**Your goal:** Copy every line of the entries that includes the word "diagonal".

**Records:**

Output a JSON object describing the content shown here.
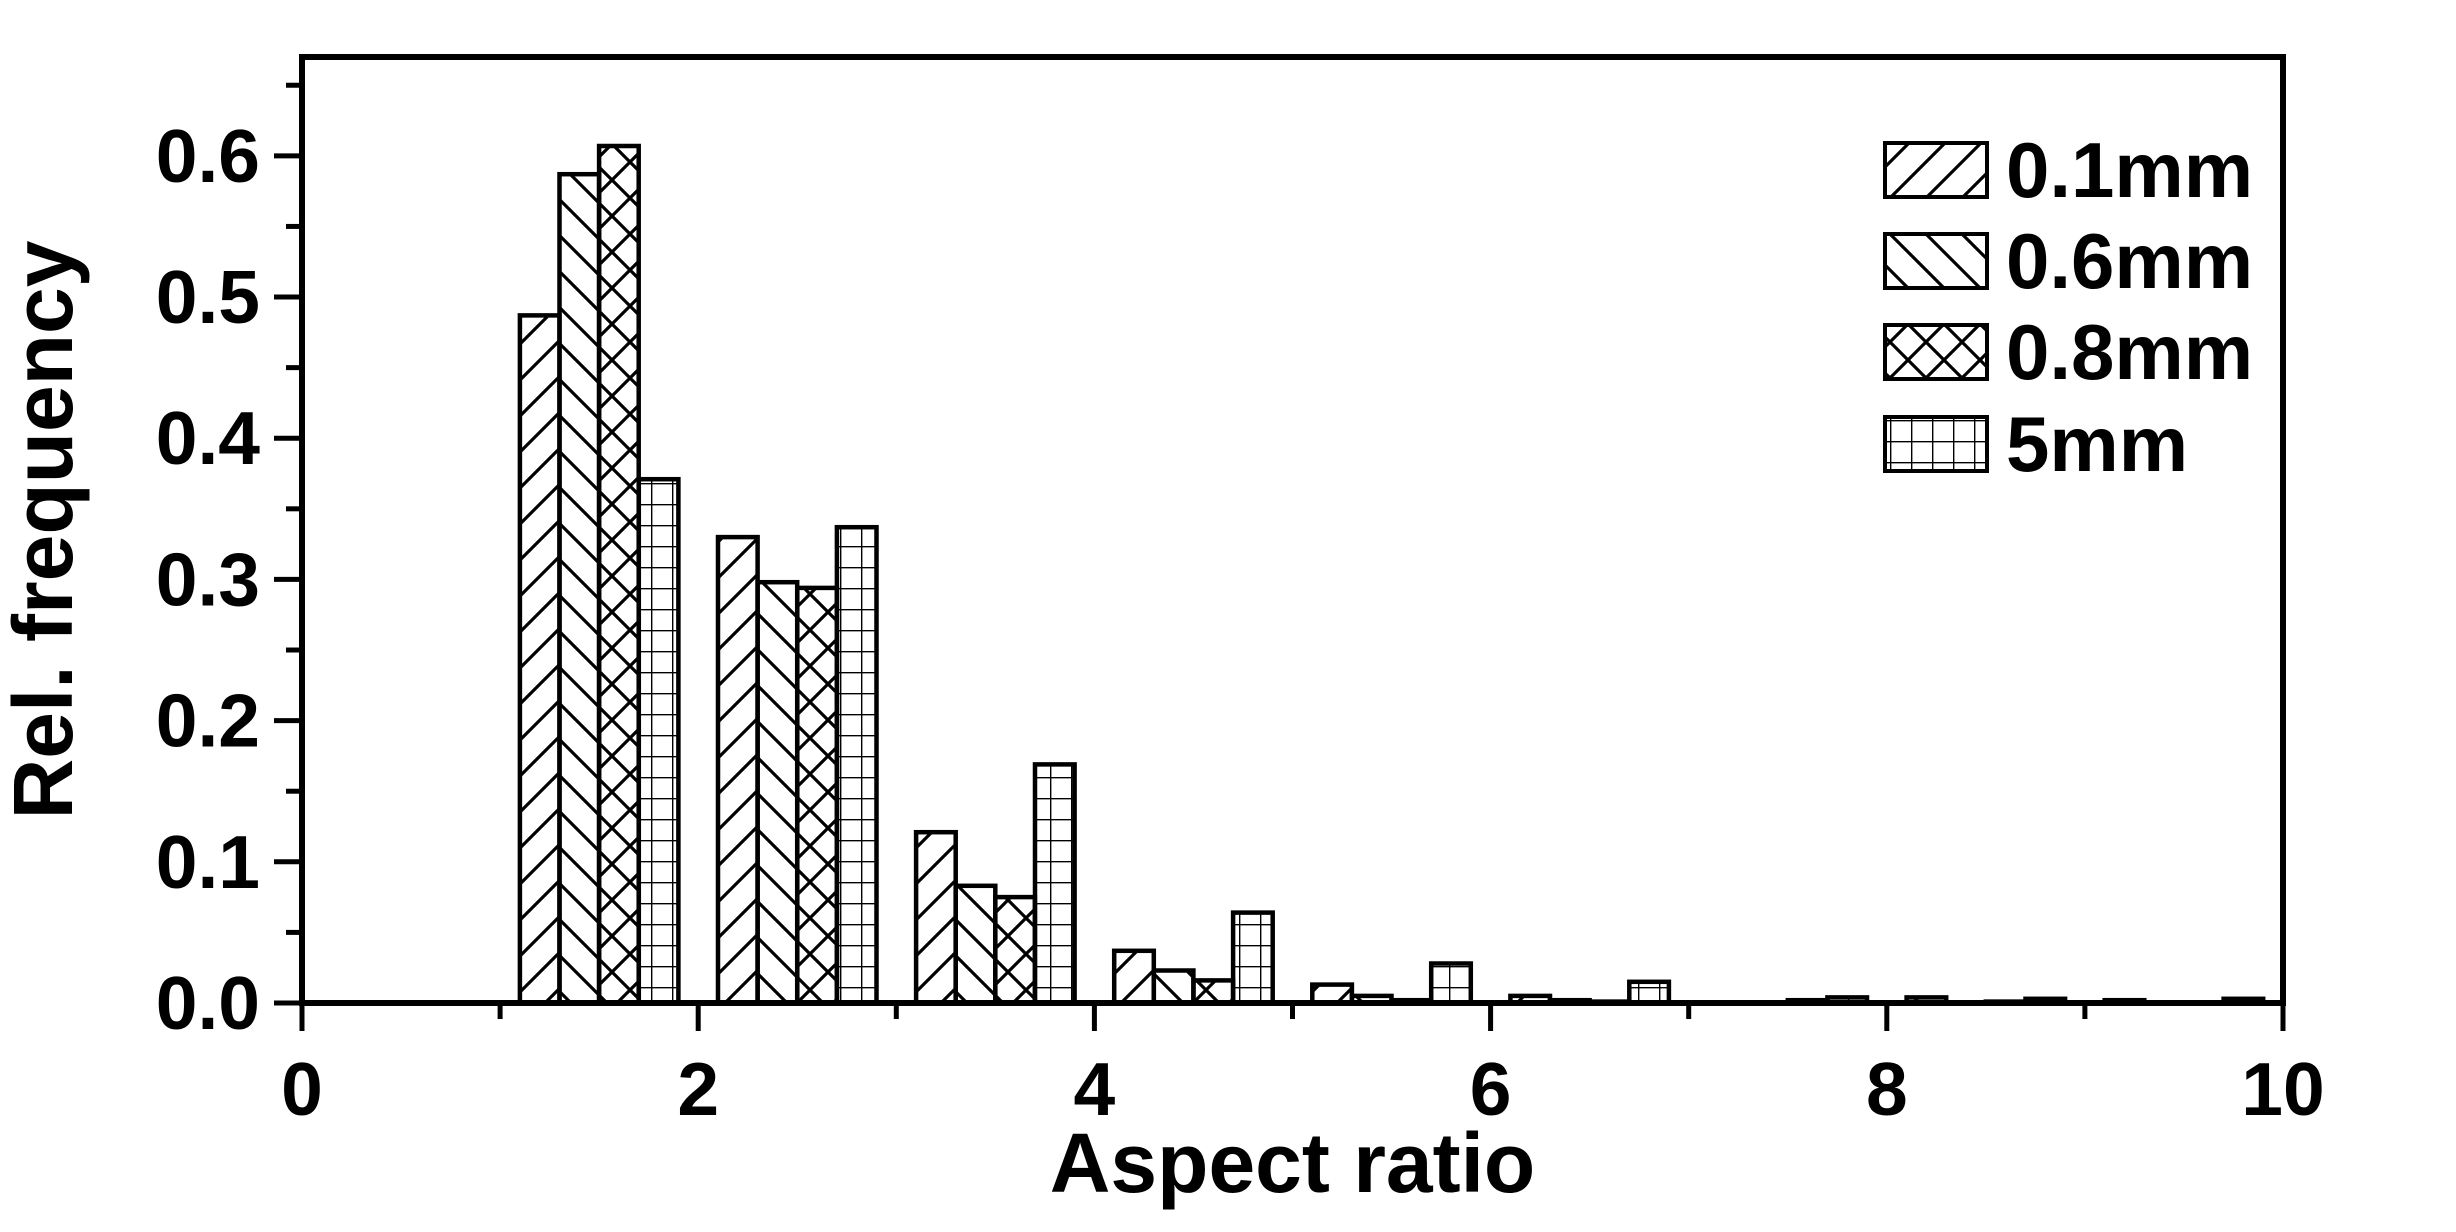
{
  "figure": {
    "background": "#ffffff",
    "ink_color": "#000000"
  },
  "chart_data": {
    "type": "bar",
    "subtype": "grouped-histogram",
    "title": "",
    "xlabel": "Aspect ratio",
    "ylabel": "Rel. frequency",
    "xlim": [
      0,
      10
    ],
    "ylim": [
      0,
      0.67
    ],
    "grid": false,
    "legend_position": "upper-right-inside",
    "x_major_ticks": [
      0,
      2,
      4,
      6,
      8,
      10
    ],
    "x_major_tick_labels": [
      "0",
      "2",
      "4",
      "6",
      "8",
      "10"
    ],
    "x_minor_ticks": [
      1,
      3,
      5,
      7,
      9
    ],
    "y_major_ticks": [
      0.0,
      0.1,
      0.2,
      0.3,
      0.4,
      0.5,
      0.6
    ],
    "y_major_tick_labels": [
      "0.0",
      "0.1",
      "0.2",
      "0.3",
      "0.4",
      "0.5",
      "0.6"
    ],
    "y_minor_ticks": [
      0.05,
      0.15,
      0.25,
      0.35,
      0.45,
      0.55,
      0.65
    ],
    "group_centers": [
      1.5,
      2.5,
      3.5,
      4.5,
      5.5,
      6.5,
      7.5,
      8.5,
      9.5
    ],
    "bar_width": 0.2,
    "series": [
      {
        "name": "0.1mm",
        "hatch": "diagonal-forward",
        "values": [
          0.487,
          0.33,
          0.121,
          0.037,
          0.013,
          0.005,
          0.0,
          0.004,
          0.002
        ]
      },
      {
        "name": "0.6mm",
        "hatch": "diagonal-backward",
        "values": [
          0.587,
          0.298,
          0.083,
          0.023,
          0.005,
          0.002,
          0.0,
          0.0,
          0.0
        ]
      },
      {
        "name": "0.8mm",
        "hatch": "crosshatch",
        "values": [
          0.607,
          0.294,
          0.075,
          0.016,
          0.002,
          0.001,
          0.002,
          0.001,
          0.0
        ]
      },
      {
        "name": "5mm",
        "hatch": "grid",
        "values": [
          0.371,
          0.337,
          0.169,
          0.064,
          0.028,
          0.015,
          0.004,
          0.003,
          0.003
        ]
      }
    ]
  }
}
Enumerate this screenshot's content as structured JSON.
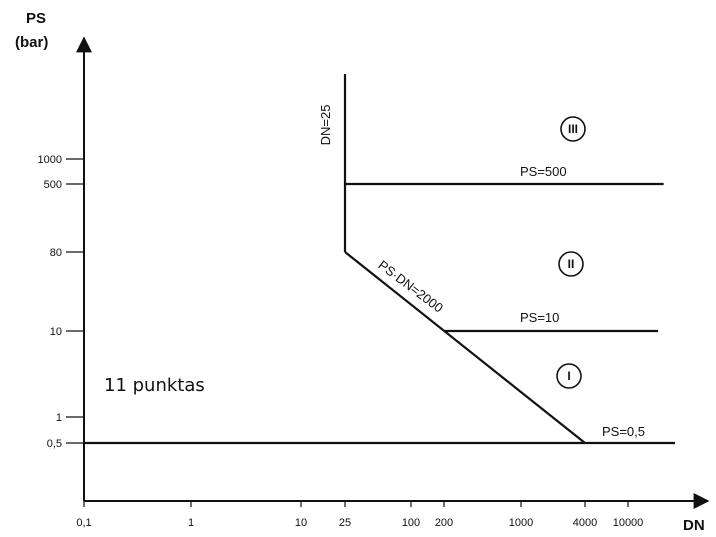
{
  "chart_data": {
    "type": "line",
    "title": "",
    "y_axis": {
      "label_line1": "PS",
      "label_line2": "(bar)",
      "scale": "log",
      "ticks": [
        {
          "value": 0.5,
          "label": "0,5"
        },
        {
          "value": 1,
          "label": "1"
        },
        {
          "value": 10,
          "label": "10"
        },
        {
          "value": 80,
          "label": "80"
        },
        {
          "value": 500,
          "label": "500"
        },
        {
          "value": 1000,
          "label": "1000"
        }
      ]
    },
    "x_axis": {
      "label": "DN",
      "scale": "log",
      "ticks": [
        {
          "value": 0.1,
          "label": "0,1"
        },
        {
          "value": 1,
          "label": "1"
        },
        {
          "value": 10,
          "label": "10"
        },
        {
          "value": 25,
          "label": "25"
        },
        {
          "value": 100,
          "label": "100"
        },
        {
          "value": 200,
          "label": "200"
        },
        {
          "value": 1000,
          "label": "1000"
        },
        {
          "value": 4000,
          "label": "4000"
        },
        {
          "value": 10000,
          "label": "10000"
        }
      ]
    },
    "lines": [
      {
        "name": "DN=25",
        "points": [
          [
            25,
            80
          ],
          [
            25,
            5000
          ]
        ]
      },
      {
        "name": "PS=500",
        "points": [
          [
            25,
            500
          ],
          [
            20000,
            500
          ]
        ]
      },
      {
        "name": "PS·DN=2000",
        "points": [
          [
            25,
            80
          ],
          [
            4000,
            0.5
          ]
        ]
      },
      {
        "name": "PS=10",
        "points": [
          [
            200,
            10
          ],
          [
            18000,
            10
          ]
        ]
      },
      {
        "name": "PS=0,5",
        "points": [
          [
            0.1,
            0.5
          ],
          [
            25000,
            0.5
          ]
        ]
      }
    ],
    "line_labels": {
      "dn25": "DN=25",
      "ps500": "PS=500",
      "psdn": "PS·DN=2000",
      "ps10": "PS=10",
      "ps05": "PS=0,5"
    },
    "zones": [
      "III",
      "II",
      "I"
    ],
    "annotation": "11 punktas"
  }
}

**Response to this exercise:**
        "hatch": "diagonal-forward",
        "hatch": "diagonal-backward",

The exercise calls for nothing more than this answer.